▸ **YOUR GOAL**:
Will you output the entries below exactly, skipping every image they contain?

Entries with figure data:
------------------------------------------------------------------------

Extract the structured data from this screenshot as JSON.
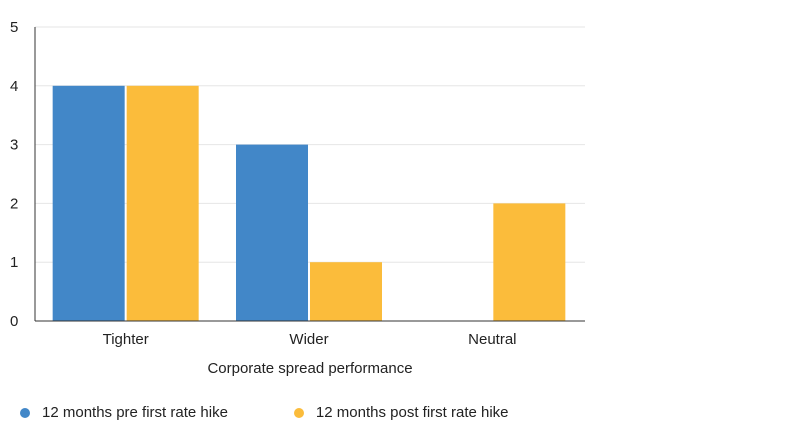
{
  "chart_data": {
    "type": "bar",
    "categories": [
      "Tighter",
      "Wider",
      "Neutral"
    ],
    "series": [
      {
        "name": "12 months pre first rate hike",
        "values": [
          4,
          3,
          0
        ],
        "color": "#4287c8"
      },
      {
        "name": "12 months post first rate hike",
        "values": [
          4,
          1,
          2
        ],
        "color": "#fbbc3b"
      }
    ],
    "xlabel": "Corporate spread performance",
    "ylabel": "",
    "ylim": [
      0,
      5
    ],
    "yticks": [
      0,
      1,
      2,
      3,
      4,
      5
    ],
    "grid": true,
    "legend_position": "bottom-left"
  }
}
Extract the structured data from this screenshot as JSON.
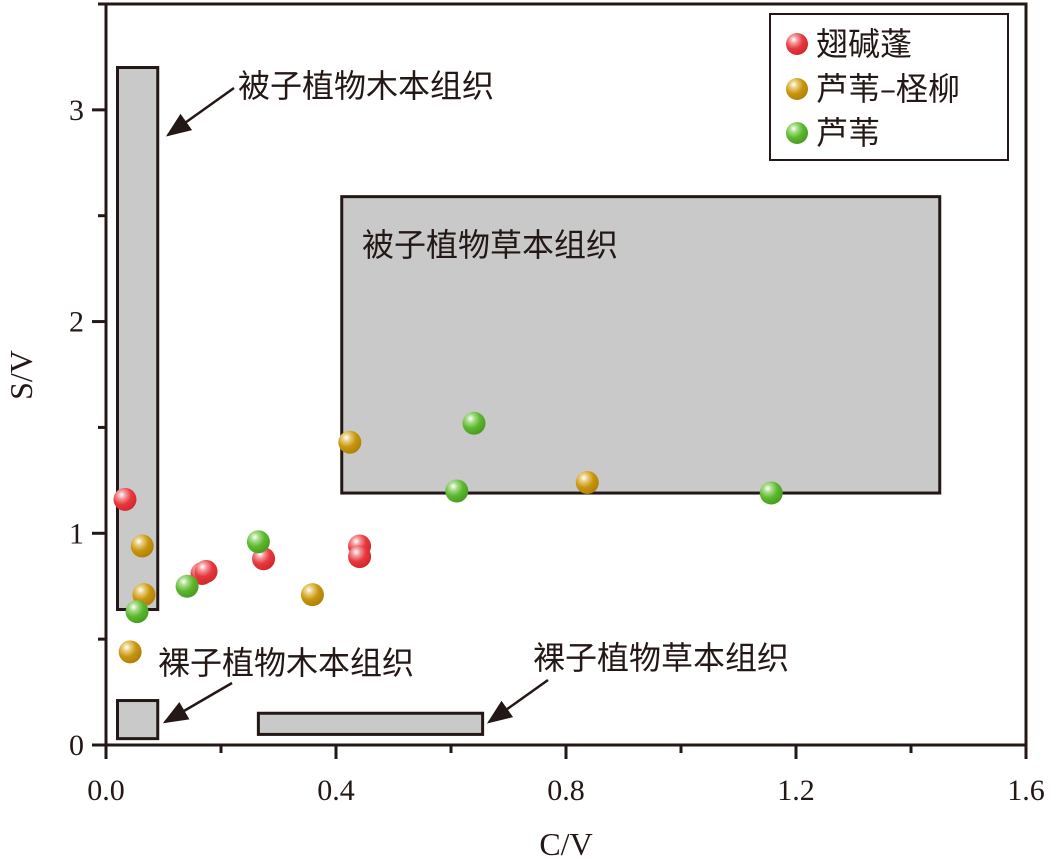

------------------------------------------------------------------------

▸ **ANSWER TO THIS TASK**:
Extract the structured data from this screenshot as JSON.
{
  "chart_data": {
    "type": "bar",
    "categories": [
      "Tighter",
      "Wider",
      "Neutral"
    ],
    "series": [
      {
        "name": "12 months pre first rate hike",
        "values": [
          4,
          3,
          0
        ],
        "color": "#4287c8"
      },
      {
        "name": "12 months post first rate hike",
        "values": [
          4,
          1,
          2
        ],
        "color": "#fbbc3b"
      }
    ],
    "xlabel": "Corporate spread performance",
    "ylabel": "",
    "ylim": [
      0,
      5
    ],
    "yticks": [
      0,
      1,
      2,
      3,
      4,
      5
    ],
    "grid": true,
    "legend_position": "bottom-left"
  }
}
Extract the structured data from this screenshot as JSON.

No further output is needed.